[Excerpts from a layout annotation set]
— start —

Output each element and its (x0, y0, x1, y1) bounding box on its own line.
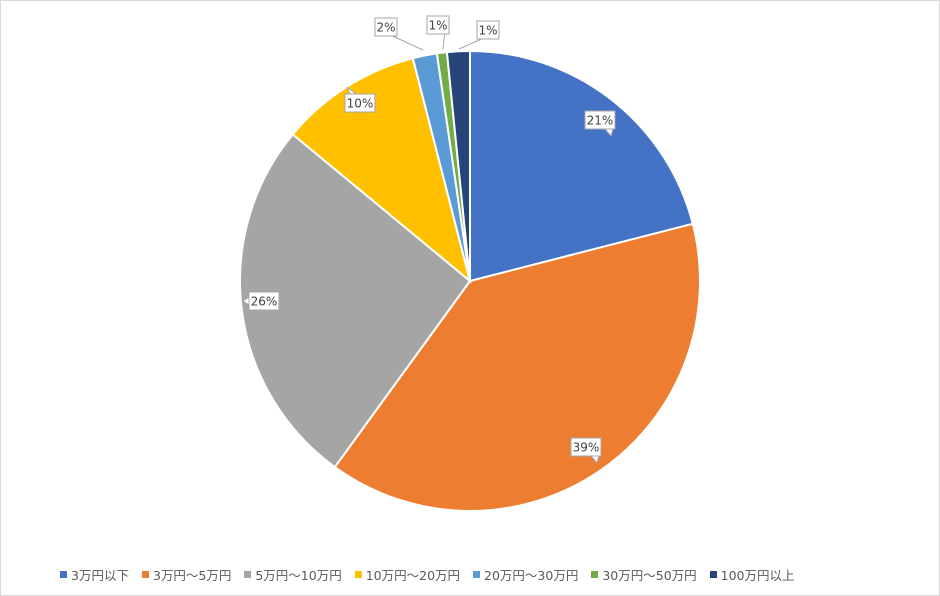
data-label-text: 10% (347, 97, 374, 111)
data-label: 26% (242, 291, 280, 311)
legend-label: 30万円～50万円 (602, 568, 697, 583)
pie-slice (333, 222, 701, 512)
data-label: 1% (458, 20, 500, 50)
legend-item: 10万円～20万円 (354, 565, 461, 584)
legend-label: 20万円～30万円 (484, 568, 579, 583)
pie-slice (291, 57, 472, 284)
data-label: 2% (374, 17, 424, 51)
legend-swatch (591, 571, 599, 578)
legend-item: 3万円以下 (60, 565, 129, 584)
legend-swatch (709, 571, 717, 578)
legend: 3万円以下 3万円～5万円 5万円～10万円 10万円～20万円 20万円～30万円 30… (60, 565, 795, 584)
legend-swatch (473, 571, 481, 578)
data-label-text: 2% (376, 21, 395, 35)
data-label: 39% (570, 437, 602, 465)
legend-swatch (244, 571, 252, 578)
data-label: 21% (584, 110, 616, 138)
legend-swatch (60, 571, 67, 578)
data-label-text: 1% (428, 19, 447, 33)
legend-item: 3万円～5万円 (141, 565, 232, 584)
legend-label: 3万円～5万円 (152, 568, 232, 583)
legend-label: 10万円～20万円 (365, 568, 461, 583)
data-label-text: 39% (573, 441, 600, 455)
legend-label: 3万円以下 (71, 568, 129, 583)
legend-item: 20万円～30万円 (473, 565, 578, 584)
data-label-text: 1% (478, 24, 497, 38)
pie-slice (239, 132, 472, 469)
legend-item: 30万円～50万円 (591, 565, 697, 584)
pie-slice (445, 49, 471, 282)
data-label-text: 26% (251, 295, 278, 309)
legend-swatch (141, 571, 149, 578)
data-label: 1% (426, 15, 450, 50)
pie-slice (469, 49, 694, 283)
legend-label: 100万円以上 (720, 568, 795, 583)
data-label: 10% (344, 86, 376, 113)
data-label-text: 21% (587, 114, 614, 128)
legend-item: 5万円～10万円 (244, 565, 342, 584)
legend-label: 5万円～10万円 (255, 568, 342, 583)
legend-item: 100万円以上 (709, 565, 795, 584)
legend-swatch (354, 571, 362, 578)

— end —

Retype every line of the items above exactly, leaving out the pictures.

Output each element and its (x0, y0, x1, y1) bounding box on its own line.
data-label-text: 10% (347, 97, 374, 111)
data-label: 26% (242, 291, 280, 311)
legend-label: 30万円～50万円 (602, 568, 697, 583)
pie-slice (333, 222, 701, 512)
data-label: 1% (458, 20, 500, 50)
legend-item: 10万円～20万円 (354, 565, 461, 584)
legend-label: 20万円～30万円 (484, 568, 579, 583)
pie-slice (291, 57, 472, 284)
data-label: 2% (374, 17, 424, 51)
legend-swatch (591, 571, 599, 578)
legend-item: 3万円以下 (60, 565, 129, 584)
legend-swatch (709, 571, 717, 578)
legend: 3万円以下 3万円～5万円 5万円～10万円 10万円～20万円 20万円～30万円 30… (60, 565, 795, 584)
legend-swatch (473, 571, 481, 578)
data-label-text: 2% (376, 21, 395, 35)
data-label: 39% (570, 437, 602, 465)
legend-swatch (244, 571, 252, 578)
data-label: 21% (584, 110, 616, 138)
legend-swatch (60, 571, 67, 578)
data-label-text: 1% (428, 19, 447, 33)
legend-item: 3万円～5万円 (141, 565, 232, 584)
legend-label: 3万円～5万円 (152, 568, 232, 583)
legend-label: 10万円～20万円 (365, 568, 461, 583)
data-label-text: 39% (573, 441, 600, 455)
legend-label: 3万円以下 (71, 568, 129, 583)
legend-item: 20万円～30万円 (473, 565, 578, 584)
data-label-text: 1% (478, 24, 497, 38)
pie-slice (239, 132, 472, 469)
legend-item: 30万円～50万円 (591, 565, 697, 584)
pie-slice (445, 49, 471, 282)
data-label-text: 26% (251, 295, 278, 309)
legend-swatch (141, 571, 149, 578)
data-label: 1% (426, 15, 450, 50)
pie-slice (469, 49, 694, 283)
legend-label: 100万円以上 (720, 568, 795, 583)
data-label: 10% (344, 86, 376, 113)
data-label-text: 21% (587, 114, 614, 128)
legend-item: 5万円～10万円 (244, 565, 342, 584)
legend-label: 5万円～10万円 (255, 568, 342, 583)
legend-item: 100万円以上 (709, 565, 795, 584)
legend-swatch (354, 571, 362, 578)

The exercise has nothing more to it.